■ Required task 1:
In the records, write out the lines starting at the line containing "titoli-fisdir-text: : Elisa" and ending at the line containing "master-athlete-heading: Atleta dell’anno", including both of those lines.

IN British polity, is the people's choice of their representatives in parliament. In this consists the exercise of the democratical part of our constitution: for in a democracy there can be no exercise of sovereignty but by suffrage, which is the declaration of the people's will. In all democracies, therefore, it is of the utmost importance to regulate by whom, and in what manner, the suffrages are to be given. And the Athenians were so justly jealous of this prerogative, that a stranger, who interfered in the assemblies of the people, was punished by their laws with death; because such a man was esteemed guilty of high treason, by usurping those rights of sovereignty to which he had no title. In Britain, says Blackstone, where the people do not debate in a collective body, but by representation, the exercise of this sovereignty consists in the choice of representatives. The laws have therefore very strictly guarded against usurpation or abuse of this power, by many salutary provisions; which may be reduced to these three points, 1. The qualifications of the electors. 2. The qualifications of the elected. 3. The proceedings at elections.

■ Required task 2:
According to the passage on elections, the provisions that guard the power of election can be reduced to which points? Name them all.

■ Dataset excerpts:

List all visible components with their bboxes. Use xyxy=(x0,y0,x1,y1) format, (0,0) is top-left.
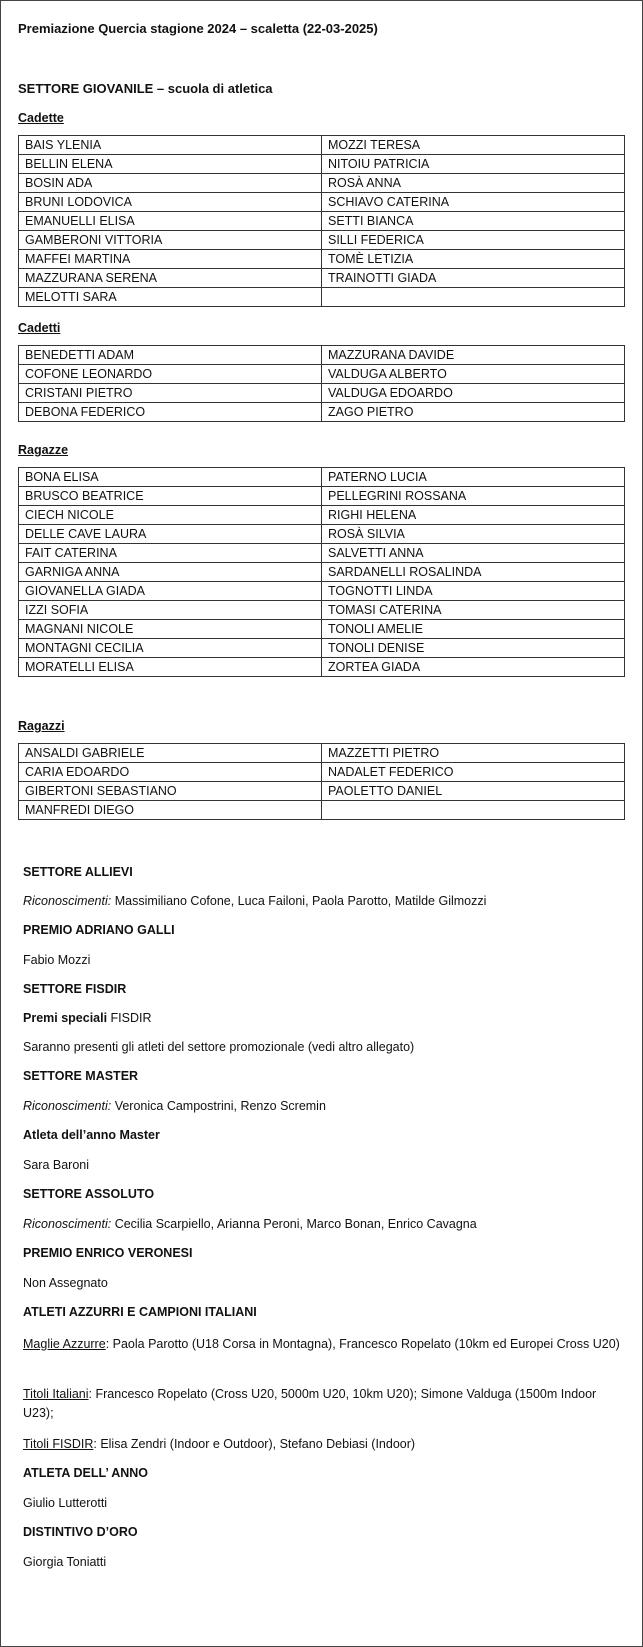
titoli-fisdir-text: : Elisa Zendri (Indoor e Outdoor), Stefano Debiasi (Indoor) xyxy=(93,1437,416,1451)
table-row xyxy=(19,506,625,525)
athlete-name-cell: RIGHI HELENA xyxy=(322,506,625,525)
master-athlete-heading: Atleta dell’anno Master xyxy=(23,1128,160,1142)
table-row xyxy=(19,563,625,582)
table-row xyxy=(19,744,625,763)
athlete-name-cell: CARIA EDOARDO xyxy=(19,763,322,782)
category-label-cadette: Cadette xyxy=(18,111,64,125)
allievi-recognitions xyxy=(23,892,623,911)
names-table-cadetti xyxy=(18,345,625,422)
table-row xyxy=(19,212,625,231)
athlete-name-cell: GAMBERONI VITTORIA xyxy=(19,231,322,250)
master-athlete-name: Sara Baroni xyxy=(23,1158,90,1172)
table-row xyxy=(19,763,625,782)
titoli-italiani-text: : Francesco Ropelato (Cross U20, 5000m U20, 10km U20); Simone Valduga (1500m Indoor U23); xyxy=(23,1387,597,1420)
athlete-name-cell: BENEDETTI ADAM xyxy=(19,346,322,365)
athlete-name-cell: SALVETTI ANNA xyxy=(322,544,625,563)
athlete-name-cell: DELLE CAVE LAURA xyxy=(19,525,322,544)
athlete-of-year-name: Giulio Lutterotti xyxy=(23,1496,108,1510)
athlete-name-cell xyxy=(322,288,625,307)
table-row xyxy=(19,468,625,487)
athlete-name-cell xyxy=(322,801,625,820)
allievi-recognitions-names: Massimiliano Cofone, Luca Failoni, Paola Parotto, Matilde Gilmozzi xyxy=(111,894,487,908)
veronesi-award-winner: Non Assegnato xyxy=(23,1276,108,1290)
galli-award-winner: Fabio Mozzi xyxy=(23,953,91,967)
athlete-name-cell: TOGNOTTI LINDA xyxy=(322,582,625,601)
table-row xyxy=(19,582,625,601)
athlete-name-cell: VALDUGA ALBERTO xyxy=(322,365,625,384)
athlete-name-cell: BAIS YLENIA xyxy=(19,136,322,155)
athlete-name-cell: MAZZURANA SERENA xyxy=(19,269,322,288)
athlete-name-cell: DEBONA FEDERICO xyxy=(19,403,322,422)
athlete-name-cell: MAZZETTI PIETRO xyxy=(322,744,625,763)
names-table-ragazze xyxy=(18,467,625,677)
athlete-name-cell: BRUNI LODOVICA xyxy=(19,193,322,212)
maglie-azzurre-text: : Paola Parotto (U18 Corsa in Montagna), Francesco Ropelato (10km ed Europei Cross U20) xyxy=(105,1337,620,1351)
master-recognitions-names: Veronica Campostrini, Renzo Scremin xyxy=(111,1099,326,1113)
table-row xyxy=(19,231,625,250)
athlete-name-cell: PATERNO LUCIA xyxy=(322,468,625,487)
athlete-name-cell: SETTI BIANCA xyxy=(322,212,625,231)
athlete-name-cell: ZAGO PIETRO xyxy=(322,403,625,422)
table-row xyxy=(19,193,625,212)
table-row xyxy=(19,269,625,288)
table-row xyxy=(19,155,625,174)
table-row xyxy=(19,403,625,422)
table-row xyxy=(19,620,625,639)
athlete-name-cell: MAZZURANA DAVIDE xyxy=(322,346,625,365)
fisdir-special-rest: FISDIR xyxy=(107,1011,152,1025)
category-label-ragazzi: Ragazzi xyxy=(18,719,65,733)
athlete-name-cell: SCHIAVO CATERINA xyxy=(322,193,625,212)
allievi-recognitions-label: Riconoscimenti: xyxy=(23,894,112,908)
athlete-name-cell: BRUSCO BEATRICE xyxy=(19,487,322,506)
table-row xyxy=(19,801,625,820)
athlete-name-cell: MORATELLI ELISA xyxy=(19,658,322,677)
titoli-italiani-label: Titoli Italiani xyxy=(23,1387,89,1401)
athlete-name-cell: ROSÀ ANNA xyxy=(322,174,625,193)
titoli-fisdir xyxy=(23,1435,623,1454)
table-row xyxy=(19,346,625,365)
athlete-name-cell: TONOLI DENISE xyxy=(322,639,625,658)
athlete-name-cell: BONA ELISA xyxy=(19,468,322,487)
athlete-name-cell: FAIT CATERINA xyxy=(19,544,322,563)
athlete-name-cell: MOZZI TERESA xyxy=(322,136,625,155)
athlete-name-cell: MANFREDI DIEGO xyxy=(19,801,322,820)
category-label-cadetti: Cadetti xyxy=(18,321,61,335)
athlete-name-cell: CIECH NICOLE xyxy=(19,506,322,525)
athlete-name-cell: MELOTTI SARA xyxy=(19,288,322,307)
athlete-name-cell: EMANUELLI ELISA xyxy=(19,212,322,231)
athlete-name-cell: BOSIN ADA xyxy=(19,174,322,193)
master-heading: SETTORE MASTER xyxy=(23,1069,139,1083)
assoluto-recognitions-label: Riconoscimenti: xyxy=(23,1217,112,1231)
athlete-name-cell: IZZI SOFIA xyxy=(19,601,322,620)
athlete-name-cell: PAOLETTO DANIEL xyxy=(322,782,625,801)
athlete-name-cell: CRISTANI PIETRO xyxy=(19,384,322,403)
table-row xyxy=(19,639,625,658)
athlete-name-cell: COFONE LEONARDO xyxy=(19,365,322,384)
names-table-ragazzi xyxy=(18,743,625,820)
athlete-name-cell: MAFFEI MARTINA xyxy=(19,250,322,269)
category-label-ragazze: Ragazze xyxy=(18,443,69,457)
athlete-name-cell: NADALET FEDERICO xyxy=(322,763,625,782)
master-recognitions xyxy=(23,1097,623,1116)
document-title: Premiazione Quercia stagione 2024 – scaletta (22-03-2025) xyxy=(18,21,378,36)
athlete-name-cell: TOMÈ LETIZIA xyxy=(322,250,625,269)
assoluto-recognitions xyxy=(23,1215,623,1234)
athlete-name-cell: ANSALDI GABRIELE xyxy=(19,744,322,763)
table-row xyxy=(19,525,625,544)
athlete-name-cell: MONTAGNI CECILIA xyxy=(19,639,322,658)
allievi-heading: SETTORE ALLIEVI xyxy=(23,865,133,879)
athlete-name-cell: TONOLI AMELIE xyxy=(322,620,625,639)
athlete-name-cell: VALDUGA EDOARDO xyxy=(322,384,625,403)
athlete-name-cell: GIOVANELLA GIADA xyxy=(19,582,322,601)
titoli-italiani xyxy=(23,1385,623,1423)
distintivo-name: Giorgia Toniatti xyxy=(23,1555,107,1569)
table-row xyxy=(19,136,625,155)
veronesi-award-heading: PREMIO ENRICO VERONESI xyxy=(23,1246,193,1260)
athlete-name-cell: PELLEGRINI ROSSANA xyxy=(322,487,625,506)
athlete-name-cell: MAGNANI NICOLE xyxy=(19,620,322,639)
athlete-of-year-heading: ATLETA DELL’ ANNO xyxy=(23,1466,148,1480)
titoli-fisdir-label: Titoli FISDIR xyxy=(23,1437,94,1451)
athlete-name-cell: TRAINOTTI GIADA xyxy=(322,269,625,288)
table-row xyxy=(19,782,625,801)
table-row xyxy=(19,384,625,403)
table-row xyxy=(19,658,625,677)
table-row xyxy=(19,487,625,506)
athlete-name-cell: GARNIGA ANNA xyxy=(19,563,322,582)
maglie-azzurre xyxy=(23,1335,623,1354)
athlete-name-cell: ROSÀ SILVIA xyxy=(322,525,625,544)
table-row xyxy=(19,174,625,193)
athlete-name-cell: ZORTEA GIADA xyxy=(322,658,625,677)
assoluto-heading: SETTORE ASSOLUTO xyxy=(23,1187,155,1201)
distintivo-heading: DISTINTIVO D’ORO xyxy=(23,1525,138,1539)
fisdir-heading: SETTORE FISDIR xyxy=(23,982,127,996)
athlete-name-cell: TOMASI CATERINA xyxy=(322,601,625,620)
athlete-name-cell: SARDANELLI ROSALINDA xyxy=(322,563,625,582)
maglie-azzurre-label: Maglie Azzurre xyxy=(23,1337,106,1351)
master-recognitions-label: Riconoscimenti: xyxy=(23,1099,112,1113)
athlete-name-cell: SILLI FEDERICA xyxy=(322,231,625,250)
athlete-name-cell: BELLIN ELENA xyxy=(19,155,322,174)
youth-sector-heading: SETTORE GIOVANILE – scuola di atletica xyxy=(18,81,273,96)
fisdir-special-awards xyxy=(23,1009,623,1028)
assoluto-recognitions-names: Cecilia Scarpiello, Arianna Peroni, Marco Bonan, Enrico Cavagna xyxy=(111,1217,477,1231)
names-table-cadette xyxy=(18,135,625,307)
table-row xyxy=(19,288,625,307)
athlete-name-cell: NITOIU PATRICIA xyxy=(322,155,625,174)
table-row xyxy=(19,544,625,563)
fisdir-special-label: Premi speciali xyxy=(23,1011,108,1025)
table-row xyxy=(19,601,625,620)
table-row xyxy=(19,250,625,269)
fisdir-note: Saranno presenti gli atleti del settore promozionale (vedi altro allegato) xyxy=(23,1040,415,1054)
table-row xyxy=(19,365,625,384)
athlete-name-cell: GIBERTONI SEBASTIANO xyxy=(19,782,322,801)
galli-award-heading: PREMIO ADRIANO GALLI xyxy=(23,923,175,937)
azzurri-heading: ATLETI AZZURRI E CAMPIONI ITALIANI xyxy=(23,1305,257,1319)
==
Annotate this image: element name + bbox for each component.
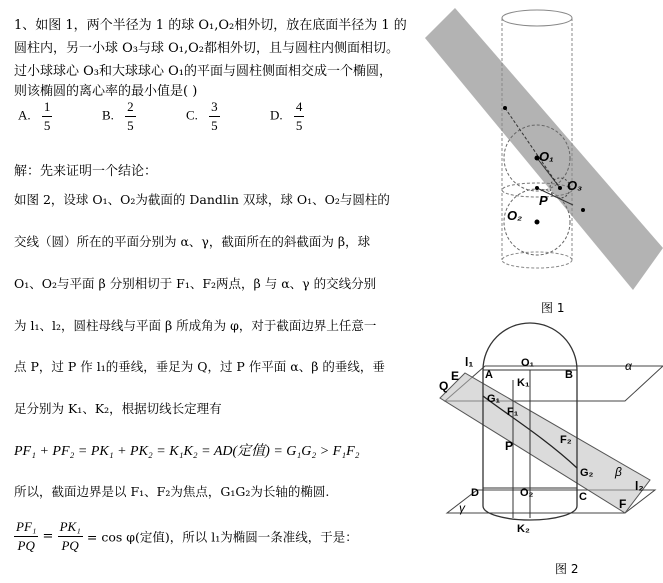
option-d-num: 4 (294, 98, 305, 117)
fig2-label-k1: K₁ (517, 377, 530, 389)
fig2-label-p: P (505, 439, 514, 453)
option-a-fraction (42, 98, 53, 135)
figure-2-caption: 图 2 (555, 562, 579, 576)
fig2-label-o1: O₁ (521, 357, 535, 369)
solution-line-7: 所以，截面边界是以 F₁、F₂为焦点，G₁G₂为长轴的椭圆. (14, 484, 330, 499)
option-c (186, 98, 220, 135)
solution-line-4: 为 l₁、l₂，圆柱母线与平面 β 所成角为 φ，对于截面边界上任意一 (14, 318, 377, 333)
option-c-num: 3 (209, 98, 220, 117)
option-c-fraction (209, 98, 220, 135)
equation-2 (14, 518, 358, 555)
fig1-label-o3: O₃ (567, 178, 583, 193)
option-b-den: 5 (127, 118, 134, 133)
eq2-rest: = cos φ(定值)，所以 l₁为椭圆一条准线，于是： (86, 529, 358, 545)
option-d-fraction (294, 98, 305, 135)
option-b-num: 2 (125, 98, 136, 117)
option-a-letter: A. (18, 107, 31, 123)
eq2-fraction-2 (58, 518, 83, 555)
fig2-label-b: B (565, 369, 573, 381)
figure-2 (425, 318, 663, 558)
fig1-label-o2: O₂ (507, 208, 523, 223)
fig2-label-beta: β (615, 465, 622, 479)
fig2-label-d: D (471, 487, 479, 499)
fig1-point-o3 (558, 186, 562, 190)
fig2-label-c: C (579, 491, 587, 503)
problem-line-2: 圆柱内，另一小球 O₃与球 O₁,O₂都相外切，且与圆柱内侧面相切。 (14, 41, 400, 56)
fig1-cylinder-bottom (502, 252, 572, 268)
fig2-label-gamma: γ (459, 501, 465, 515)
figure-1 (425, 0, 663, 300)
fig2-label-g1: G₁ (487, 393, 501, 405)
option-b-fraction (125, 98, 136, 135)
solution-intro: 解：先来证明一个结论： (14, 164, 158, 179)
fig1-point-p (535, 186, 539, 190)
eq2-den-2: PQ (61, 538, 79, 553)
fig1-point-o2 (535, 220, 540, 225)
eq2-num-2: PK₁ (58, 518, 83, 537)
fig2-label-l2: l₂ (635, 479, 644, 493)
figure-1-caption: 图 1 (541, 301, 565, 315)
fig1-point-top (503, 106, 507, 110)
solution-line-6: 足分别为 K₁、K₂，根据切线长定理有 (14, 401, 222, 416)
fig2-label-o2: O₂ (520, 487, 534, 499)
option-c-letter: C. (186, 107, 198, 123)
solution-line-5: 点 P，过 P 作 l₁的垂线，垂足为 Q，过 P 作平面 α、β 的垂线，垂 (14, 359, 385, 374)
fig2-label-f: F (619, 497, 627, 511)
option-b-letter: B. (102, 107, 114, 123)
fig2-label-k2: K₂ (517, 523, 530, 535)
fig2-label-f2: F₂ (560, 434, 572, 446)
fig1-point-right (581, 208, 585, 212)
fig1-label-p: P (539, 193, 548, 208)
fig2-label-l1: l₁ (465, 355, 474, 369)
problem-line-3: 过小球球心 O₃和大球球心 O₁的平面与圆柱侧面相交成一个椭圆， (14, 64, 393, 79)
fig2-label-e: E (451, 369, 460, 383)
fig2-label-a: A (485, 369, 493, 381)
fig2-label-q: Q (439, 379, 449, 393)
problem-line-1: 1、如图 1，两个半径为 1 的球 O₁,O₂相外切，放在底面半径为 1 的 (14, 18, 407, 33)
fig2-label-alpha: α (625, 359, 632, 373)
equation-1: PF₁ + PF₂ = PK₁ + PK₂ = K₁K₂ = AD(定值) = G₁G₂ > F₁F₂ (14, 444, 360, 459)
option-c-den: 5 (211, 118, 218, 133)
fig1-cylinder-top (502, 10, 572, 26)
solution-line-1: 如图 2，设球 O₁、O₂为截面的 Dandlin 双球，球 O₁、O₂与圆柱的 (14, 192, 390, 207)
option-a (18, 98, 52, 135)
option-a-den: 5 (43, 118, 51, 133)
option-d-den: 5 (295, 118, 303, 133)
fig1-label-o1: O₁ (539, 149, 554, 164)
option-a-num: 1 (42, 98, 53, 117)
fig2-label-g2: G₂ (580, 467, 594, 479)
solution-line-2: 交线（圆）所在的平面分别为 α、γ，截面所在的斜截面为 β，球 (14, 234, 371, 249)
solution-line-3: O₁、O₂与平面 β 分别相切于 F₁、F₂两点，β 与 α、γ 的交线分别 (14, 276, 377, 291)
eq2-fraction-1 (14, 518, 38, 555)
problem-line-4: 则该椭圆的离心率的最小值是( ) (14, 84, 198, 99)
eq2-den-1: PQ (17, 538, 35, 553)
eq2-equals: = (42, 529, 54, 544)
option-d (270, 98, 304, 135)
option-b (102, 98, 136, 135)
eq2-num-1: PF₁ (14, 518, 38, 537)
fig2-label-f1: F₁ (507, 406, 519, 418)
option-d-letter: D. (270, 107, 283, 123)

■ Task response 1:
titoli-fisdir-text: : Elisa Zendri (Indoor e Outdoor), Stefano Debiasi (Indoor) xyxy=(93,1437,416,1451)
table-row xyxy=(19,506,625,525)
athlete-name-cell: RIGHI HELENA xyxy=(322,506,625,525)
master-athlete-heading: Atleta dell’anno Master xyxy=(23,1128,160,1142)

■ Task response 2:
1. The qualifications of the electors.
2. The qualifications of the elected.
3. The proceedings at elections.